EXERCISE DESCRIPTION
Omit all pictures. Copy the rest of the material exactly.

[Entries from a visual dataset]

####################

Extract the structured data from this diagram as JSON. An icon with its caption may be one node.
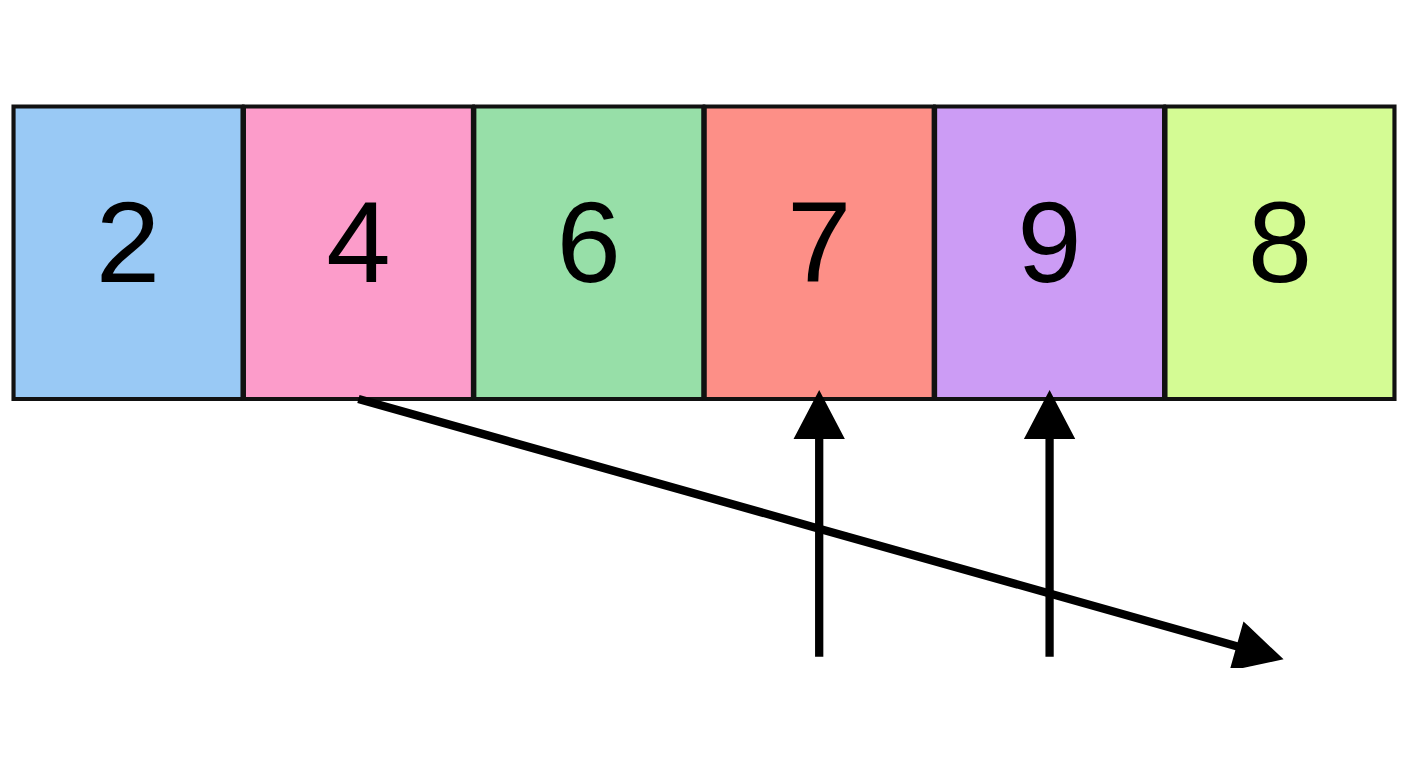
{
  "diagram": {
    "nodes": [
      {
        "text": [
          "2"
        ]
      },
      {
        "text": [
          "4"
        ]
      },
      {
        "text": [
          "6"
        ]
      },
      {
        "text": [
          "7"
        ]
      },
      {
        "text": [
          "9"
        ]
      },
      {
        "text": [
          "8"
        ]
      }
    ],
    "edges": [
      {
        "from": 1,
        "to": null,
        "arrow": "to"
      },
      {
        "from": null,
        "to": 3,
        "arrow": "to"
      },
      {
        "from": null,
        "to": 4,
        "arrow": "to"
      }
    ]
  }
}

####################

RESPONSE
Extract the structured data from this diagram as JSON. An icon with its caption may be one node.
{
  "diagram": {
    "nodes": [
      {
        "text": [
          "2"
        ]
      },
      {
        "text": [
          "4"
        ]
      },
      {
        "text": [
          "6"
        ]
      },
      {
        "text": [
          "7"
        ]
      },
      {
        "text": [
          "9"
        ]
      },
      {
        "text": [
          "8"
        ]
      }
    ],
    "edges": [
      {
        "from": 1,
        "to": null,
        "arrow": "to"
      },
      {
        "from": null,
        "to": 3,
        "arrow": "to"
      },
      {
        "from": null,
        "to": 4,
        "arrow": "to"
      }
    ]
  }
}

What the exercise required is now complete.